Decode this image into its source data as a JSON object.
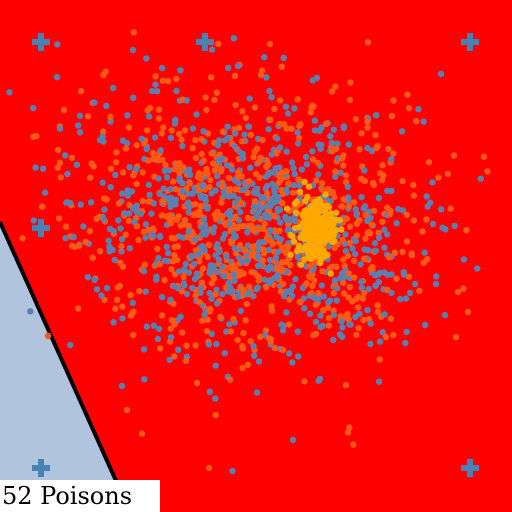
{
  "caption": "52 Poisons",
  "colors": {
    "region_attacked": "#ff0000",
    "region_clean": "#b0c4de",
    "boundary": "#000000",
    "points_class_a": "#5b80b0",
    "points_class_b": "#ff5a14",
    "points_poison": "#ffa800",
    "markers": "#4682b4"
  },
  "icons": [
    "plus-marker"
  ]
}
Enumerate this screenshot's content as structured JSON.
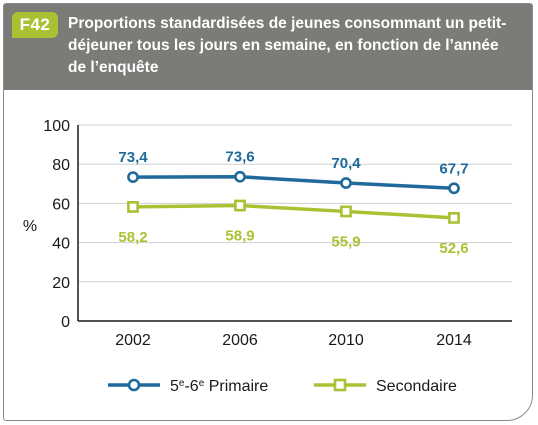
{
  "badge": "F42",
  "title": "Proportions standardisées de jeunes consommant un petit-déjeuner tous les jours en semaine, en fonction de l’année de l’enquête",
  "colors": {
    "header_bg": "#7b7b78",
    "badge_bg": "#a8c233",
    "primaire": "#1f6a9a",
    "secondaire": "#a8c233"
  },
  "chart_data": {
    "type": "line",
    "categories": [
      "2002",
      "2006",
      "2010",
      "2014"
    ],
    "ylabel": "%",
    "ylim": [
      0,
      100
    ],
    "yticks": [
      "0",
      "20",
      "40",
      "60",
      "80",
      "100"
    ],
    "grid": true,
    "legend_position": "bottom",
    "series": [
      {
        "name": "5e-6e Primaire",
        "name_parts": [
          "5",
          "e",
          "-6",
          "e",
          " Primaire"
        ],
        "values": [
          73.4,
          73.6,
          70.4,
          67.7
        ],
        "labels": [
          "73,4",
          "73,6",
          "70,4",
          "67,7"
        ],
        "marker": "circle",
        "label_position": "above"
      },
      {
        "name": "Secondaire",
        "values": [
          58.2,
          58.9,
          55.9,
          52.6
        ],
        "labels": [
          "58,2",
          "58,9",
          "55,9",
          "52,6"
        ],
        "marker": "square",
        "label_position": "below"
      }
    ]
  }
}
--------------------------------------------------
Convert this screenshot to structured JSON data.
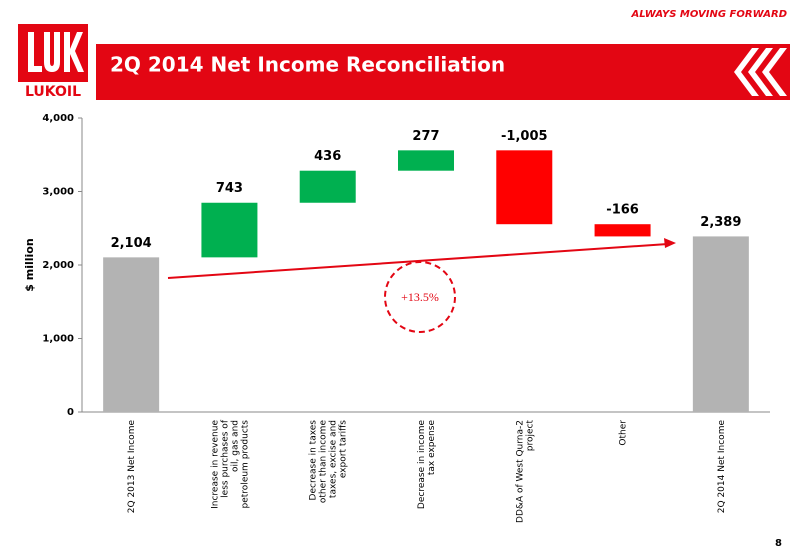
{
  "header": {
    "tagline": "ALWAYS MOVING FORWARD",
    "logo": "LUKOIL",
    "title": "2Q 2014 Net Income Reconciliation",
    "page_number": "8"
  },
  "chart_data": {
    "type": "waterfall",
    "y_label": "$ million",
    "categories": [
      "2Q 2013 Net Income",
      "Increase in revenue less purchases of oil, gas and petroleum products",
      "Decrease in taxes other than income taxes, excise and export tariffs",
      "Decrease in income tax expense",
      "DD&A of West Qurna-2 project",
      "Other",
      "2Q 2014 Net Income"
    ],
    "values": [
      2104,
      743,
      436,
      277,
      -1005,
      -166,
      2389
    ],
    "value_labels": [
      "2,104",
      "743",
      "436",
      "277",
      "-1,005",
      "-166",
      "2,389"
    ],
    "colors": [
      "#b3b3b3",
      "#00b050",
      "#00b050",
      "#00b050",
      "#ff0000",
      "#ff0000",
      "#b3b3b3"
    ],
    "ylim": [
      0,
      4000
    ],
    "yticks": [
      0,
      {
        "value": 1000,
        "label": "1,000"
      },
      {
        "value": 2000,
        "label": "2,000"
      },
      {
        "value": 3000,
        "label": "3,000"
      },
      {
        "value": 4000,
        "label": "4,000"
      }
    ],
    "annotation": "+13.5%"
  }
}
--------------------------------------------------
» **Problem to work on**: Look through the material above. Copy each line where the word "JSON" appears.

» **Final result**:
Decode this image into its source data as a JSON object.
Enumerate this screenshot's content as structured JSON.
Convert this screenshot to structured JSON data.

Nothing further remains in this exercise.